START Data provided

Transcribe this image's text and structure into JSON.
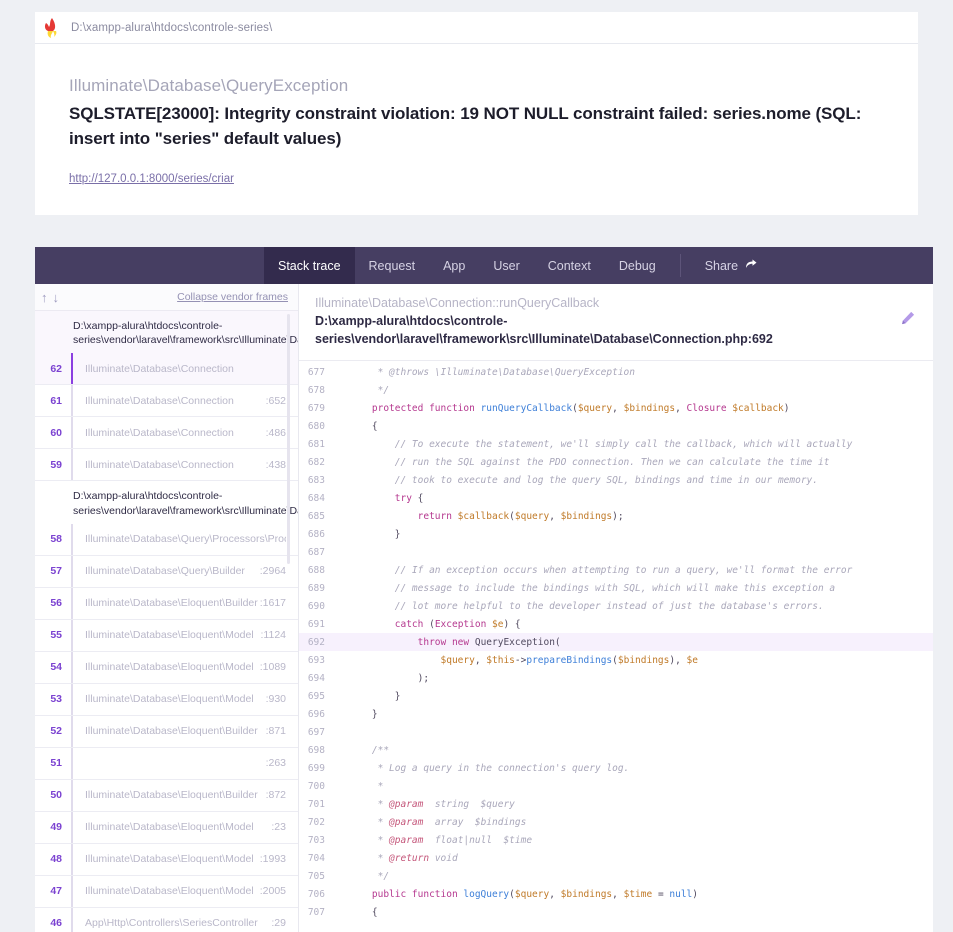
{
  "urlbar": {
    "icon": "flame-icon",
    "path": "D:\\xampp-alura\\htdocs\\controle-series\\"
  },
  "exception": {
    "class": "Illuminate\\Database\\QueryException",
    "message": "SQLSTATE[23000]: Integrity constraint violation: 19 NOT NULL constraint failed: series.nome (SQL: insert into \"series\" default values)",
    "url": "http://127.0.0.1:8000/series/criar"
  },
  "nav": {
    "tabs": [
      {
        "label": "Stack trace",
        "active": true
      },
      {
        "label": "Request",
        "active": false
      },
      {
        "label": "App",
        "active": false
      },
      {
        "label": "User",
        "active": false
      },
      {
        "label": "Context",
        "active": false
      },
      {
        "label": "Debug",
        "active": false
      }
    ],
    "share_label": "Share",
    "share_icon": "share-arrow-icon"
  },
  "frames_panel": {
    "up_icon": "arrow-up-icon",
    "down_icon": "arrow-down-icon",
    "collapse_label": "Collapse vendor frames",
    "groups": [
      {
        "path_line1": "D:\\xampp-alura\\htdocs\\controle-",
        "path_line2": "series\\vendor\\laravel\\framework\\src\\Illuminate\\Data",
        "selected": true,
        "rows": [
          {
            "num": "62",
            "cls": "Illuminate\\Database\\Connection",
            "line": "",
            "selected": true
          },
          {
            "num": "61",
            "cls": "Illuminate\\Database\\Connection",
            "line": ":652",
            "selected": false
          },
          {
            "num": "60",
            "cls": "Illuminate\\Database\\Connection",
            "line": ":486",
            "selected": false
          },
          {
            "num": "59",
            "cls": "Illuminate\\Database\\Connection",
            "line": ":438",
            "selected": false
          }
        ]
      },
      {
        "path_line1": "D:\\xampp-alura\\htdocs\\controle-",
        "path_line2": "series\\vendor\\laravel\\framework\\src\\Illuminate\\Data",
        "selected": false,
        "rows": [
          {
            "num": "58",
            "cls": "Illuminate\\Database\\Query\\Processors\\Processor",
            "line": "",
            "selected": false
          },
          {
            "num": "57",
            "cls": "Illuminate\\Database\\Query\\Builder",
            "line": ":2964",
            "selected": false
          },
          {
            "num": "56",
            "cls": "Illuminate\\Database\\Eloquent\\Builder",
            "line": ":1617",
            "selected": false
          },
          {
            "num": "55",
            "cls": "Illuminate\\Database\\Eloquent\\Model",
            "line": ":1124",
            "selected": false
          },
          {
            "num": "54",
            "cls": "Illuminate\\Database\\Eloquent\\Model",
            "line": ":1089",
            "selected": false
          },
          {
            "num": "53",
            "cls": "Illuminate\\Database\\Eloquent\\Model",
            "line": ":930",
            "selected": false
          },
          {
            "num": "52",
            "cls": "Illuminate\\Database\\Eloquent\\Builder",
            "line": ":871",
            "selected": false
          },
          {
            "num": "51",
            "cls": "",
            "line": ":263",
            "selected": false
          },
          {
            "num": "50",
            "cls": "Illuminate\\Database\\Eloquent\\Builder",
            "line": ":872",
            "selected": false
          },
          {
            "num": "49",
            "cls": "Illuminate\\Database\\Eloquent\\Model",
            "line": ":23",
            "selected": false
          },
          {
            "num": "48",
            "cls": "Illuminate\\Database\\Eloquent\\Model",
            "line": ":1993",
            "selected": false
          },
          {
            "num": "47",
            "cls": "Illuminate\\Database\\Eloquent\\Model",
            "line": ":2005",
            "selected": false
          },
          {
            "num": "46",
            "cls": "App\\Http\\Controllers\\SeriesController",
            "line": ":29",
            "selected": false
          }
        ]
      }
    ]
  },
  "code_panel": {
    "header_class": "Illuminate\\Database\\Connection::runQueryCallback",
    "header_path_line1": "D:\\xampp-alura\\htdocs\\controle-",
    "header_path_line2": "series\\vendor\\laravel\\framework\\src\\Illuminate\\Database\\Connection.php:692",
    "edit_icon": "pencil-icon",
    "highlight_line": "692",
    "lines": [
      {
        "n": "677",
        "tokens": [
          {
            "t": "doc",
            "v": "     * @throws \\Illuminate\\Database\\QueryException"
          }
        ]
      },
      {
        "n": "678",
        "tokens": [
          {
            "t": "doc",
            "v": "     */"
          }
        ]
      },
      {
        "n": "679",
        "tokens": [
          {
            "t": "kw",
            "v": "    protected function "
          },
          {
            "t": "fn",
            "v": "runQueryCallback"
          },
          {
            "t": "plain",
            "v": "("
          },
          {
            "t": "var",
            "v": "$query"
          },
          {
            "t": "plain",
            "v": ", "
          },
          {
            "t": "var",
            "v": "$bindings"
          },
          {
            "t": "plain",
            "v": ", "
          },
          {
            "t": "cls",
            "v": "Closure "
          },
          {
            "t": "var",
            "v": "$callback"
          },
          {
            "t": "plain",
            "v": ")"
          }
        ]
      },
      {
        "n": "680",
        "tokens": [
          {
            "t": "plain",
            "v": "    {"
          }
        ]
      },
      {
        "n": "681",
        "tokens": [
          {
            "t": "com",
            "v": "        // To execute the statement, we'll simply call the callback, which will actually"
          }
        ]
      },
      {
        "n": "682",
        "tokens": [
          {
            "t": "com",
            "v": "        // run the SQL against the PDO connection. Then we can calculate the time it"
          }
        ]
      },
      {
        "n": "683",
        "tokens": [
          {
            "t": "com",
            "v": "        // took to execute and log the query SQL, bindings and time in our memory."
          }
        ]
      },
      {
        "n": "684",
        "tokens": [
          {
            "t": "kw",
            "v": "        try "
          },
          {
            "t": "plain",
            "v": "{"
          }
        ]
      },
      {
        "n": "685",
        "tokens": [
          {
            "t": "kw",
            "v": "            return "
          },
          {
            "t": "var",
            "v": "$callback"
          },
          {
            "t": "plain",
            "v": "("
          },
          {
            "t": "var",
            "v": "$query"
          },
          {
            "t": "plain",
            "v": ", "
          },
          {
            "t": "var",
            "v": "$bindings"
          },
          {
            "t": "plain",
            "v": ");"
          }
        ]
      },
      {
        "n": "686",
        "tokens": [
          {
            "t": "plain",
            "v": "        }"
          }
        ]
      },
      {
        "n": "687",
        "tokens": [
          {
            "t": "plain",
            "v": ""
          }
        ]
      },
      {
        "n": "688",
        "tokens": [
          {
            "t": "com",
            "v": "        // If an exception occurs when attempting to run a query, we'll format the error"
          }
        ]
      },
      {
        "n": "689",
        "tokens": [
          {
            "t": "com",
            "v": "        // message to include the bindings with SQL, which will make this exception a"
          }
        ]
      },
      {
        "n": "690",
        "tokens": [
          {
            "t": "com",
            "v": "        // lot more helpful to the developer instead of just the database's errors."
          }
        ]
      },
      {
        "n": "691",
        "tokens": [
          {
            "t": "kw",
            "v": "        catch "
          },
          {
            "t": "plain",
            "v": "("
          },
          {
            "t": "cls",
            "v": "Exception "
          },
          {
            "t": "var",
            "v": "$e"
          },
          {
            "t": "plain",
            "v": ") {"
          }
        ]
      },
      {
        "n": "692",
        "tokens": [
          {
            "t": "kw",
            "v": "            throw new "
          },
          {
            "t": "plain",
            "v": "QueryException("
          }
        ]
      },
      {
        "n": "693",
        "tokens": [
          {
            "t": "var",
            "v": "                $query"
          },
          {
            "t": "plain",
            "v": ", "
          },
          {
            "t": "var",
            "v": "$this"
          },
          {
            "t": "plain",
            "v": "->"
          },
          {
            "t": "fn",
            "v": "prepareBindings"
          },
          {
            "t": "plain",
            "v": "("
          },
          {
            "t": "var",
            "v": "$bindings"
          },
          {
            "t": "plain",
            "v": "), "
          },
          {
            "t": "var",
            "v": "$e"
          }
        ]
      },
      {
        "n": "694",
        "tokens": [
          {
            "t": "plain",
            "v": "            );"
          }
        ]
      },
      {
        "n": "695",
        "tokens": [
          {
            "t": "plain",
            "v": "        }"
          }
        ]
      },
      {
        "n": "696",
        "tokens": [
          {
            "t": "plain",
            "v": "    }"
          }
        ]
      },
      {
        "n": "697",
        "tokens": [
          {
            "t": "plain",
            "v": ""
          }
        ]
      },
      {
        "n": "698",
        "tokens": [
          {
            "t": "doc",
            "v": "    /**"
          }
        ]
      },
      {
        "n": "699",
        "tokens": [
          {
            "t": "doc",
            "v": "     * Log a query in the connection's query log."
          }
        ]
      },
      {
        "n": "700",
        "tokens": [
          {
            "t": "doc",
            "v": "     *"
          }
        ]
      },
      {
        "n": "701",
        "tokens": [
          {
            "t": "doc",
            "v": "     * "
          },
          {
            "t": "tag",
            "v": "@param"
          },
          {
            "t": "doc",
            "v": "  string  $query"
          }
        ]
      },
      {
        "n": "702",
        "tokens": [
          {
            "t": "doc",
            "v": "     * "
          },
          {
            "t": "tag",
            "v": "@param"
          },
          {
            "t": "doc",
            "v": "  array  $bindings"
          }
        ]
      },
      {
        "n": "703",
        "tokens": [
          {
            "t": "doc",
            "v": "     * "
          },
          {
            "t": "tag",
            "v": "@param"
          },
          {
            "t": "doc",
            "v": "  float|null  $time"
          }
        ]
      },
      {
        "n": "704",
        "tokens": [
          {
            "t": "doc",
            "v": "     * "
          },
          {
            "t": "tag",
            "v": "@return"
          },
          {
            "t": "doc",
            "v": " void"
          }
        ]
      },
      {
        "n": "705",
        "tokens": [
          {
            "t": "doc",
            "v": "     */"
          }
        ]
      },
      {
        "n": "706",
        "tokens": [
          {
            "t": "kw",
            "v": "    public function "
          },
          {
            "t": "fn",
            "v": "logQuery"
          },
          {
            "t": "plain",
            "v": "("
          },
          {
            "t": "var",
            "v": "$query"
          },
          {
            "t": "plain",
            "v": ", "
          },
          {
            "t": "var",
            "v": "$bindings"
          },
          {
            "t": "plain",
            "v": ", "
          },
          {
            "t": "var",
            "v": "$time"
          },
          {
            "t": "plain",
            "v": " = "
          },
          {
            "t": "null",
            "v": "null"
          },
          {
            "t": "plain",
            "v": ")"
          }
        ]
      },
      {
        "n": "707",
        "tokens": [
          {
            "t": "plain",
            "v": "    {"
          }
        ]
      }
    ]
  },
  "colors": {
    "page_bg": "#eef0f4",
    "navbar_bg": "#463e62",
    "navbar_active_bg": "#332b4d",
    "accent_purple": "#8b3fe0",
    "frame_number": "#7b42d1",
    "highlight_row": "#f7f1fd"
  }
}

END Data provided

Check each line of these records for the string "alura" and state only how many lines have it.

- [Complete response] 4